=== Data excerpts ===

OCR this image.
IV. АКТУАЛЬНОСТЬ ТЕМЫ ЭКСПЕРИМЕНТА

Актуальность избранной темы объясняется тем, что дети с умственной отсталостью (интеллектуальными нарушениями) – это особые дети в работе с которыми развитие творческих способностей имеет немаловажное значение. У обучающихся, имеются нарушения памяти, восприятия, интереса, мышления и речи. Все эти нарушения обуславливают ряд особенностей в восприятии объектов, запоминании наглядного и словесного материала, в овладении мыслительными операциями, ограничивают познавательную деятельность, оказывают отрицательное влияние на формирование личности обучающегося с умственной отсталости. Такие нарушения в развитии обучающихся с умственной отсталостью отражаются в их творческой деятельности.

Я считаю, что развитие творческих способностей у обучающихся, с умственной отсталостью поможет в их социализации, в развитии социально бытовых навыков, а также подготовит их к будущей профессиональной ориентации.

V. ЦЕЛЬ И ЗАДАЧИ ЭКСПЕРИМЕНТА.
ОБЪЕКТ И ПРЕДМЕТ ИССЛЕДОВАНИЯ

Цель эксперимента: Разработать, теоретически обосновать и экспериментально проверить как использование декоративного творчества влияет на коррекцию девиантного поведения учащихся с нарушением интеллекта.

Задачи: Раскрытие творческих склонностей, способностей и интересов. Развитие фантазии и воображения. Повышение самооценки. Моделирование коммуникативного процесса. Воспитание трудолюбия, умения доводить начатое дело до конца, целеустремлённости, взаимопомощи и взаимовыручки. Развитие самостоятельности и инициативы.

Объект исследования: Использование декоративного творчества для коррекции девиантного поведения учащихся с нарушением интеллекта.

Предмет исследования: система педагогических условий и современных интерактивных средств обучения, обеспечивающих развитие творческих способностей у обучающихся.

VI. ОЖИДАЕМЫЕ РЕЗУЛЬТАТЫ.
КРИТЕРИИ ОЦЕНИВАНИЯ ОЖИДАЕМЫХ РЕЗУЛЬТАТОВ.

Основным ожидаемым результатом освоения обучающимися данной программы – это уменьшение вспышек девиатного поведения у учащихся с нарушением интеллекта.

===

■ **Description of the task**: Output the listing above without altering a single character.

■ **The result**:
OCR this image.
IV. АКТУАЛЬНОСТЬ ТЕМЫ ЭКСПЕРИМЕНТА

Актуальность избранной темы объясняется тем, что дети с умственной отсталостью (интеллектуальными нарушениями) – это особые дети в работе с которыми развитие творческих способностей имеет немаловажное значение. У обучающихся, имеются нарушения памяти, восприятия, интереса, мышления и речи. Все эти нарушения обуславливают ряд особенностей в восприятии объектов, запоминании наглядного и словесного материала, в овладении мыслительными операциями, ограничивают познавательную деятельность, оказывают отрицательное влияние на формирование личности обучающегося с умственной отсталости. Такие нарушения в развитии обучающихся с умственной отсталостью отражаются в их творческой деятельности.

Я считаю, что развитие творческих способностей у обучающихся, с умственной отсталостью поможет в их социализации, в развитии социально бытовых навыков, а также подготовит их к будущей профессиональной ориентации.

V. ЦЕЛЬ И ЗАДАЧИ ЭКСПЕРИМЕНТА.
ОБЪЕКТ И ПРЕДМЕТ ИССЛЕДОВАНИЯ

Цель эксперимента: Разработать, теоретически обосновать и экспериментально проверить как использование декоративного творчества влияет на коррекцию девиантного поведения учащихся с нарушением интеллекта.

Задачи: Раскрытие творческих склонностей, способностей и интересов. Развитие фантазии и воображения. Повышение самооценки. Моделирование коммуникативного процесса. Воспитание трудолюбия, умения доводить начатое дело до конца, целеустремлённости, взаимопомощи и взаимовыручки. Развитие самостоятельности и инициативы.

Объект исследования: Использование декоративного творчества для коррекции девиантного поведения учащихся с нарушением интеллекта.

Предмет исследования: система педагогических условий и современных интерактивных средств обучения, обеспечивающих развитие творческих способностей у обучающихся.

VI. ОЖИДАЕМЫЕ РЕЗУЛЬТАТЫ.
КРИТЕРИИ ОЦЕНИВАНИЯ ОЖИДАЕМЫХ РЕЗУЛЬТАТОВ.

Основным ожидаемым результатом освоения обучающимися данной программы – это уменьшение вспышек девиатного поведения у учащихся с нарушением интеллекта.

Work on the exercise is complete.